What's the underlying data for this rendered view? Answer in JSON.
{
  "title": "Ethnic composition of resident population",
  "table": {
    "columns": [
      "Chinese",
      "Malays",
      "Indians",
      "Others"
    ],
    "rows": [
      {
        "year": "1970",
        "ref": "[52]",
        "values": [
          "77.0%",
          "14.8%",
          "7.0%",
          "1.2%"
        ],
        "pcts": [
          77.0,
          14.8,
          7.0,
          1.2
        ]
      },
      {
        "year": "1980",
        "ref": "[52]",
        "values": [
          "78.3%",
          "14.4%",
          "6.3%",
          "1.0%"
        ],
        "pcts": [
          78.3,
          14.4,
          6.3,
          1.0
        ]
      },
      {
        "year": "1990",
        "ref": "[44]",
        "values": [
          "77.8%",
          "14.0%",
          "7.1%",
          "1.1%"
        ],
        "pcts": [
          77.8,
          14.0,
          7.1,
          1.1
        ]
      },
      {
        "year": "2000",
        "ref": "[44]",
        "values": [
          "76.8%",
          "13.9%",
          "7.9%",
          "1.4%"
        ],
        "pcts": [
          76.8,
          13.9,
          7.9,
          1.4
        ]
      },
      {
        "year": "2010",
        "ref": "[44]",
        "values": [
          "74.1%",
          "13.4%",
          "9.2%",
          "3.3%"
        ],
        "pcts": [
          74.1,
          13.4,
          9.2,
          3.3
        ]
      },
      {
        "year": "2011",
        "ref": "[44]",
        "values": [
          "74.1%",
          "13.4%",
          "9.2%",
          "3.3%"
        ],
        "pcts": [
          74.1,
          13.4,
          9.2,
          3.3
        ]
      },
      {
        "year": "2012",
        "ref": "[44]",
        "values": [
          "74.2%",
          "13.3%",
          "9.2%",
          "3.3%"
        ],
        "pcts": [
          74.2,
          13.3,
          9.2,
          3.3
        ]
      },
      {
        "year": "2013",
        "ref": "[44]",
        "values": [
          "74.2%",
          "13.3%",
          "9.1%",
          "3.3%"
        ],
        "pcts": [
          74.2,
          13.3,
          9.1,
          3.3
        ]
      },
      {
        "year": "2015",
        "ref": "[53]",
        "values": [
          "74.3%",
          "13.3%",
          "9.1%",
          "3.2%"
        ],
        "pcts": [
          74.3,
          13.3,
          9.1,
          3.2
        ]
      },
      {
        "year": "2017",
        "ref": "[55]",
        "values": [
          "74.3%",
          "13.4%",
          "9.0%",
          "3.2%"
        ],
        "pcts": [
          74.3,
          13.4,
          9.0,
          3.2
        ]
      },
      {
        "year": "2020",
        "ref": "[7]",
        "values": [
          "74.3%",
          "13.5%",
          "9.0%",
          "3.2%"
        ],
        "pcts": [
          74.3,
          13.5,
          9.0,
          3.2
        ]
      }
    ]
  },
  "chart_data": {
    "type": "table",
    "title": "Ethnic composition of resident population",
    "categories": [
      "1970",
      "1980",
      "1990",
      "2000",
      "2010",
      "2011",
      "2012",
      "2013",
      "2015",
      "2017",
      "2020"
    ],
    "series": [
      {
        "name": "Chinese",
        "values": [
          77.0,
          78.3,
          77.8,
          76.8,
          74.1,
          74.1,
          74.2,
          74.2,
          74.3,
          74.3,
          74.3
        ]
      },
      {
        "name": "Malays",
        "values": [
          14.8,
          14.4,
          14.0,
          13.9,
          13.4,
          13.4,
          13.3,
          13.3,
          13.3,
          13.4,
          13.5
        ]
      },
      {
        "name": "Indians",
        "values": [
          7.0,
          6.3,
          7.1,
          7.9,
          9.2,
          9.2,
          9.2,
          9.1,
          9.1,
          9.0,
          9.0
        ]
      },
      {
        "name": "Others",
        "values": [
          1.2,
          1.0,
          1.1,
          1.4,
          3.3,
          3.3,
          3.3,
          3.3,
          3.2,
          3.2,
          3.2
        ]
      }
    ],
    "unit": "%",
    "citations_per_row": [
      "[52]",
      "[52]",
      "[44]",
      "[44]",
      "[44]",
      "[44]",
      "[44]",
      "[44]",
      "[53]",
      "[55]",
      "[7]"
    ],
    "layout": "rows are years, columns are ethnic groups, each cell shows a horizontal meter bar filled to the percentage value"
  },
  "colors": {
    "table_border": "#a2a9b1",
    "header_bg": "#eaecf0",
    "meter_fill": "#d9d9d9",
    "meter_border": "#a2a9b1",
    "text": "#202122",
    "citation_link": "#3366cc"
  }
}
━━━━
- _What to do_
Reproduce all of the material above word for word.

- _Solution to this problem_
What's the underlying data for this rendered view? Answer in JSON.
{
  "title": "Ethnic composition of resident population",
  "table": {
    "columns": [
      "Chinese",
      "Malays",
      "Indians",
      "Others"
    ],
    "rows": [
      {
        "year": "1970",
        "ref": "[52]",
        "values": [
          "77.0%",
          "14.8%",
          "7.0%",
          "1.2%"
        ],
        "pcts": [
          77.0,
          14.8,
          7.0,
          1.2
        ]
      },
      {
        "year": "1980",
        "ref": "[52]",
        "values": [
          "78.3%",
          "14.4%",
          "6.3%",
          "1.0%"
        ],
        "pcts": [
          78.3,
          14.4,
          6.3,
          1.0
        ]
      },
      {
        "year": "1990",
        "ref": "[44]",
        "values": [
          "77.8%",
          "14.0%",
          "7.1%",
          "1.1%"
        ],
        "pcts": [
          77.8,
          14.0,
          7.1,
          1.1
        ]
      },
      {
        "year": "2000",
        "ref": "[44]",
        "values": [
          "76.8%",
          "13.9%",
          "7.9%",
          "1.4%"
        ],
        "pcts": [
          76.8,
          13.9,
          7.9,
          1.4
        ]
      },
      {
        "year": "2010",
        "ref": "[44]",
        "values": [
          "74.1%",
          "13.4%",
          "9.2%",
          "3.3%"
        ],
        "pcts": [
          74.1,
          13.4,
          9.2,
          3.3
        ]
      },
      {
        "year": "2011",
        "ref": "[44]",
        "values": [
          "74.1%",
          "13.4%",
          "9.2%",
          "3.3%"
        ],
        "pcts": [
          74.1,
          13.4,
          9.2,
          3.3
        ]
      },
      {
        "year": "2012",
        "ref": "[44]",
        "values": [
          "74.2%",
          "13.3%",
          "9.2%",
          "3.3%"
        ],
        "pcts": [
          74.2,
          13.3,
          9.2,
          3.3
        ]
      },
      {
        "year": "2013",
        "ref": "[44]",
        "values": [
          "74.2%",
          "13.3%",
          "9.1%",
          "3.3%"
        ],
        "pcts": [
          74.2,
          13.3,
          9.1,
          3.3
        ]
      },
      {
        "year": "2015",
        "ref": "[53]",
        "values": [
          "74.3%",
          "13.3%",
          "9.1%",
          "3.2%"
        ],
        "pcts": [
          74.3,
          13.3,
          9.1,
          3.2
        ]
      },
      {
        "year": "2017",
        "ref": "[55]",
        "values": [
          "74.3%",
          "13.4%",
          "9.0%",
          "3.2%"
        ],
        "pcts": [
          74.3,
          13.4,
          9.0,
          3.2
        ]
      },
      {
        "year": "2020",
        "ref": "[7]",
        "values": [
          "74.3%",
          "13.5%",
          "9.0%",
          "3.2%"
        ],
        "pcts": [
          74.3,
          13.5,
          9.0,
          3.2
        ]
      }
    ]
  },
  "chart_data": {
    "type": "table",
    "title": "Ethnic composition of resident population",
    "categories": [
      "1970",
      "1980",
      "1990",
      "2000",
      "2010",
      "2011",
      "2012",
      "2013",
      "2015",
      "2017",
      "2020"
    ],
    "series": [
      {
        "name": "Chinese",
        "values": [
          77.0,
          78.3,
          77.8,
          76.8,
          74.1,
          74.1,
          74.2,
          74.2,
          74.3,
          74.3,
          74.3
        ]
      },
      {
        "name": "Malays",
        "values": [
          14.8,
          14.4,
          14.0,
          13.9,
          13.4,
          13.4,
          13.3,
          13.3,
          13.3,
          13.4,
          13.5
        ]
      },
      {
        "name": "Indians",
        "values": [
          7.0,
          6.3,
          7.1,
          7.9,
          9.2,
          9.2,
          9.2,
          9.1,
          9.1,
          9.0,
          9.0
        ]
      },
      {
        "name": "Others",
        "values": [
          1.2,
          1.0,
          1.1,
          1.4,
          3.3,
          3.3,
          3.3,
          3.3,
          3.2,
          3.2,
          3.2
        ]
      }
    ],
    "unit": "%",
    "citations_per_row": [
      "[52]",
      "[52]",
      "[44]",
      "[44]",
      "[44]",
      "[44]",
      "[44]",
      "[44]",
      "[53]",
      "[55]",
      "[7]"
    ],
    "layout": "rows are years, columns are ethnic groups, each cell shows a horizontal meter bar filled to the percentage value"
  },
  "colors": {
    "table_border": "#a2a9b1",
    "header_bg": "#eaecf0",
    "meter_fill": "#d9d9d9",
    "meter_border": "#a2a9b1",
    "text": "#202122",
    "citation_link": "#3366cc"
  }
}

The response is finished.